Stored items

--- BEGIN ---

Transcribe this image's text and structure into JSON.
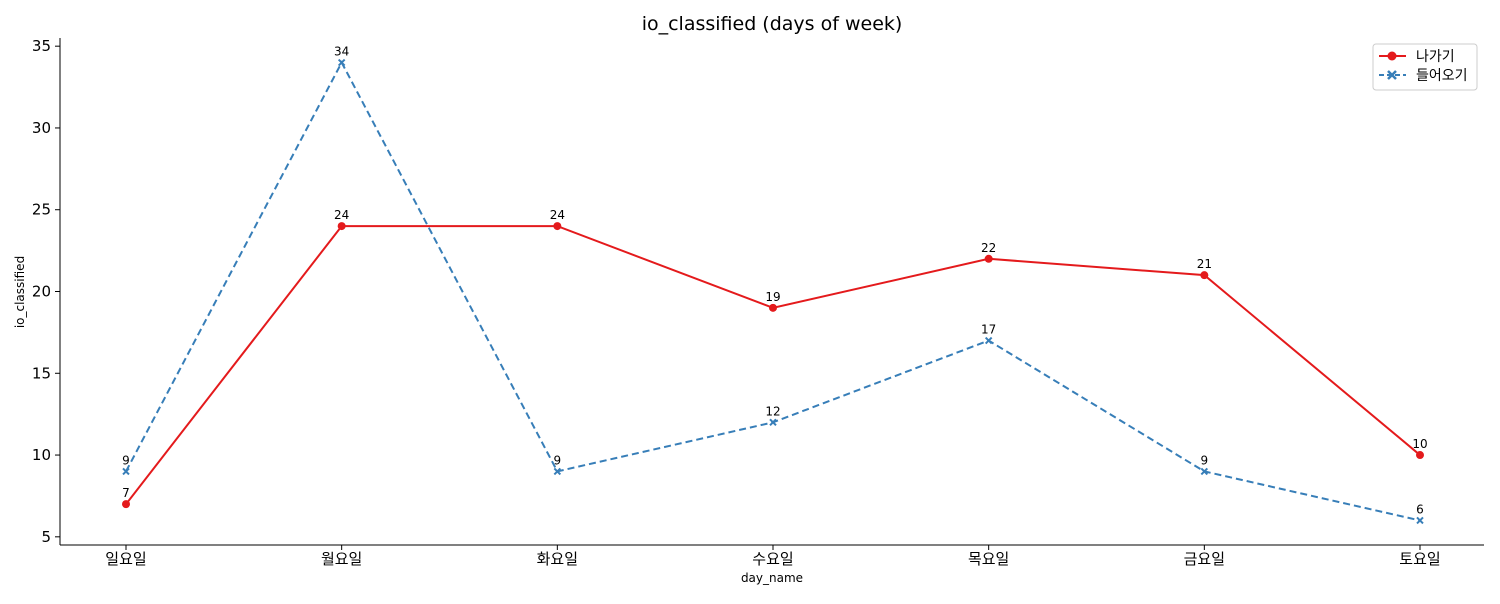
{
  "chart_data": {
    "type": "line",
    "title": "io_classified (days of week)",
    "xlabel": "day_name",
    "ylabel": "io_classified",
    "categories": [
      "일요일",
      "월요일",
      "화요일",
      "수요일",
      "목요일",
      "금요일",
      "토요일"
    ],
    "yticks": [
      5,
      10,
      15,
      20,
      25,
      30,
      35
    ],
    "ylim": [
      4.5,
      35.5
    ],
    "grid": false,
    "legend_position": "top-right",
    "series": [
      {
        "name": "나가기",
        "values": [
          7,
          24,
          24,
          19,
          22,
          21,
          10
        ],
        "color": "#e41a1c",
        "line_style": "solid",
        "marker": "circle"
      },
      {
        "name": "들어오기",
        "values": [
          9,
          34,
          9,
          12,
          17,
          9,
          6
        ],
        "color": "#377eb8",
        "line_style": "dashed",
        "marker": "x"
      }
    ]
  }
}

--- END ---
--- BEGIN ---

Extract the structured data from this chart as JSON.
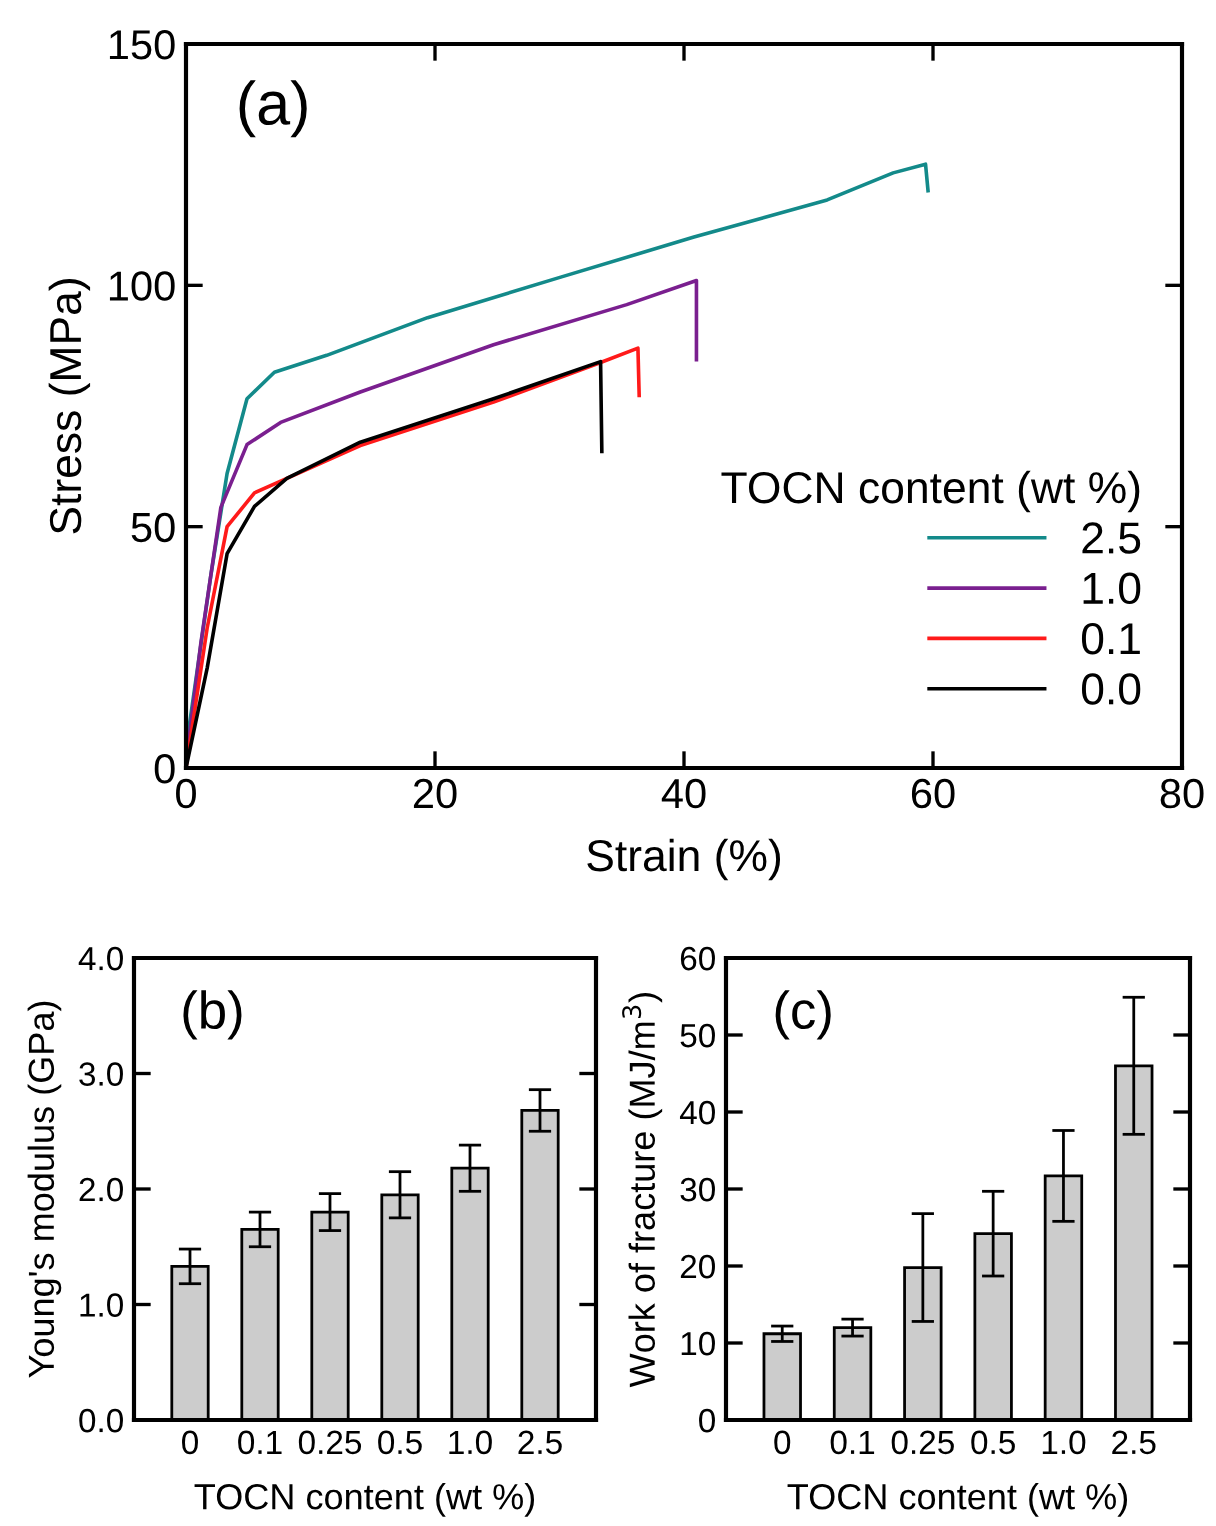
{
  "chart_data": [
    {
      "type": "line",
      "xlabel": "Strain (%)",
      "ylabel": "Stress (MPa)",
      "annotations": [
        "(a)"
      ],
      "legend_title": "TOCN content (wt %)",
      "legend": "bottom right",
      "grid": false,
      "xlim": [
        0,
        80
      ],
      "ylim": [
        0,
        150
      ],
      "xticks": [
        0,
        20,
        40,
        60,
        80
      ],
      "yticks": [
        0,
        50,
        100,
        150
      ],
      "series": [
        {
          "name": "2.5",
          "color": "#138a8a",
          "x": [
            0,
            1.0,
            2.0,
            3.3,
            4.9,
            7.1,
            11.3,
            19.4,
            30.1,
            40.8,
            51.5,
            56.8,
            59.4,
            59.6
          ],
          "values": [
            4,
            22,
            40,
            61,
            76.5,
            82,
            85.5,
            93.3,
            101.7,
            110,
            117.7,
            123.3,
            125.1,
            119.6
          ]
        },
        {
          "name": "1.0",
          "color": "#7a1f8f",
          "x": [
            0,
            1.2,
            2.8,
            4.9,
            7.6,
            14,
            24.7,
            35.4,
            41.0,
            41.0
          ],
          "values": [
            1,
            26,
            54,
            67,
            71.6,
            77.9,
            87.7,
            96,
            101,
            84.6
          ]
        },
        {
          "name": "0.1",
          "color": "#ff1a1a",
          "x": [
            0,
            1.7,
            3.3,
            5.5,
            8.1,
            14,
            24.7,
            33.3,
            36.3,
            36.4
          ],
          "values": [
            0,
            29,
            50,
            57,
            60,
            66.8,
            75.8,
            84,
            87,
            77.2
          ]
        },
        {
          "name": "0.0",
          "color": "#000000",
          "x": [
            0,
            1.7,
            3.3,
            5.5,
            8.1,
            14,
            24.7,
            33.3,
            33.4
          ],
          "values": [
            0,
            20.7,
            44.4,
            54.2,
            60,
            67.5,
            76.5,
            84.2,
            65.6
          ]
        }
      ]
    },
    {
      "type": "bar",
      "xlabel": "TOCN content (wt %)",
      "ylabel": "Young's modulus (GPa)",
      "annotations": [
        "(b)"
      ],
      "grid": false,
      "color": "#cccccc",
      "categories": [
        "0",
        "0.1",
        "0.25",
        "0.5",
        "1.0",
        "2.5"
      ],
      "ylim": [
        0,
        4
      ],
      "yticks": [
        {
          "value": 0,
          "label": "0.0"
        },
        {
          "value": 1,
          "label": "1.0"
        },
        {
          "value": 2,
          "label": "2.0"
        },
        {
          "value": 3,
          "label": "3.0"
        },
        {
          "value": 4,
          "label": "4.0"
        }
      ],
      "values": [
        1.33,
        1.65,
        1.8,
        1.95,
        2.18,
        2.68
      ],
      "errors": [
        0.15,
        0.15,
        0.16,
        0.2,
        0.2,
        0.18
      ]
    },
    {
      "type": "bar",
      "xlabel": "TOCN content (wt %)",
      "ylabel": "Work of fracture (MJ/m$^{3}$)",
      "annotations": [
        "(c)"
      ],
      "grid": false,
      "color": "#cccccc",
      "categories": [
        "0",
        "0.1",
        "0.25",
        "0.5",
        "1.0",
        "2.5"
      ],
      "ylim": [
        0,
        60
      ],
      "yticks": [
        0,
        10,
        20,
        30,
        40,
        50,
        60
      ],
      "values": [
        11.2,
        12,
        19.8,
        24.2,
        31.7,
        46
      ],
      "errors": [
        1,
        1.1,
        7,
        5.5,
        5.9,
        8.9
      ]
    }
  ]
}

--- END ---
--- BEGIN ---

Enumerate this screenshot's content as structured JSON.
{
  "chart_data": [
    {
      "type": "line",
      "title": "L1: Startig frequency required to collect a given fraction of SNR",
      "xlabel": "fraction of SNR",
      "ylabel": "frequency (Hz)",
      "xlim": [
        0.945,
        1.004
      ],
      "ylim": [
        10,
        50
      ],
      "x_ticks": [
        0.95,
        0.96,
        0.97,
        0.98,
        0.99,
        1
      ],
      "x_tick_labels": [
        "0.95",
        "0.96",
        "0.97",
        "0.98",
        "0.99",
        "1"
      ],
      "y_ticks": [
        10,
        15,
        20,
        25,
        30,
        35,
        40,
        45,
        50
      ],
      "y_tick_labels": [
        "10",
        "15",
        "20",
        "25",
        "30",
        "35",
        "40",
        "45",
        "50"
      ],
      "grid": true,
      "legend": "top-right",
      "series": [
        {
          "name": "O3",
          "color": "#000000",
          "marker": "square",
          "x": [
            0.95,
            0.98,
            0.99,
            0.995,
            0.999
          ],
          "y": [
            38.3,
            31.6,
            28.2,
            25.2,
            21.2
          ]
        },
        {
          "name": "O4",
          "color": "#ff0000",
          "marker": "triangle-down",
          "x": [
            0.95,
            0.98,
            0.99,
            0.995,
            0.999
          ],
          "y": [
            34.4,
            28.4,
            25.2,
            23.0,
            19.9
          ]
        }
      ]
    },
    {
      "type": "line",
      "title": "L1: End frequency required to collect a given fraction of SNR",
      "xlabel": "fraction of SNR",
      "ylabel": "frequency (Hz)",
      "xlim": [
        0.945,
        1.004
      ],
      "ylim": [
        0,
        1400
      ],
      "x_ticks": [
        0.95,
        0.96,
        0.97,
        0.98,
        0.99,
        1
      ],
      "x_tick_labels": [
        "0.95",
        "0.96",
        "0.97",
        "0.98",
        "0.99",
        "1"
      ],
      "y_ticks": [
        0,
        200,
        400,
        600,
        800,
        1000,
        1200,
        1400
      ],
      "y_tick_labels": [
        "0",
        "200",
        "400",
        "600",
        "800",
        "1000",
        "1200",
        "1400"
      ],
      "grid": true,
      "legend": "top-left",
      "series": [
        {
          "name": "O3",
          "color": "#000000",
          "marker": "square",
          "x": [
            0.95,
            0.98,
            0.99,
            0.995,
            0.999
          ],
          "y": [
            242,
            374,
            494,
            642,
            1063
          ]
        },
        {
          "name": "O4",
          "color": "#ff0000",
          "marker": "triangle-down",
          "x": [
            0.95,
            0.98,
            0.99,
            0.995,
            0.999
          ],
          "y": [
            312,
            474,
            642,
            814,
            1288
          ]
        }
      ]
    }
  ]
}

--- END ---

To do -
Go through the records above and copy every line with the word "required".

Written solution -
      "title": "L1: Startig frequency required to collect a given fraction of SNR",
      "title": "L1: End frequency required to collect a given fraction of SNR",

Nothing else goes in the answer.